Data section:
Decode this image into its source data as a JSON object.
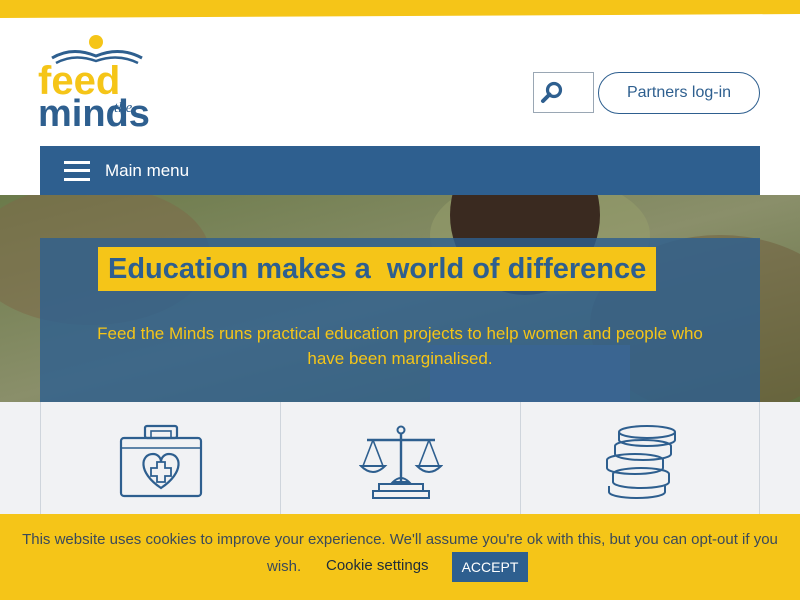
{
  "colors": {
    "brand_blue": "#2e5f8f",
    "brand_yellow": "#f5c518",
    "panel_gray": "#f1f2f4"
  },
  "logo": {
    "line1": "feed",
    "line2": "the",
    "line3": "minds"
  },
  "header": {
    "search": {
      "icon": "search-icon",
      "value": "",
      "placeholder": ""
    },
    "partners_label": "Partners log-in"
  },
  "nav": {
    "icon": "hamburger-icon",
    "label": "Main menu"
  },
  "hero": {
    "title": "Education makes a  world of difference",
    "subtitle": "Feed the Minds runs practical education projects to help women and people who have been marginalised."
  },
  "features": [
    {
      "icon": "medical-kit-heart-icon"
    },
    {
      "icon": "scales-of-justice-icon"
    },
    {
      "icon": "coin-stack-icon"
    }
  ],
  "cookie": {
    "message": "This website uses cookies to improve your experience. We'll assume you're ok with this, but you can opt-out if you",
    "message_end": "wish.",
    "settings_label": "Cookie settings",
    "accept_label": "ACCEPT"
  }
}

Aim of the task: Reproduce every entry exactly, but omit each picture.

Full answer:
Decode this image into its source data as a JSON object.
{
  "colors": {
    "brand_blue": "#2e5f8f",
    "brand_yellow": "#f5c518",
    "panel_gray": "#f1f2f4"
  },
  "logo": {
    "line1": "feed",
    "line2": "the",
    "line3": "minds"
  },
  "header": {
    "search": {
      "icon": "search-icon",
      "value": "",
      "placeholder": ""
    },
    "partners_label": "Partners log-in"
  },
  "nav": {
    "icon": "hamburger-icon",
    "label": "Main menu"
  },
  "hero": {
    "title": "Education makes a  world of difference",
    "subtitle": "Feed the Minds runs practical education projects to help women and people who have been marginalised."
  },
  "features": [
    {
      "icon": "medical-kit-heart-icon"
    },
    {
      "icon": "scales-of-justice-icon"
    },
    {
      "icon": "coin-stack-icon"
    }
  ],
  "cookie": {
    "message": "This website uses cookies to improve your experience. We'll assume you're ok with this, but you can opt-out if you",
    "message_end": "wish.",
    "settings_label": "Cookie settings",
    "accept_label": "ACCEPT"
  }
}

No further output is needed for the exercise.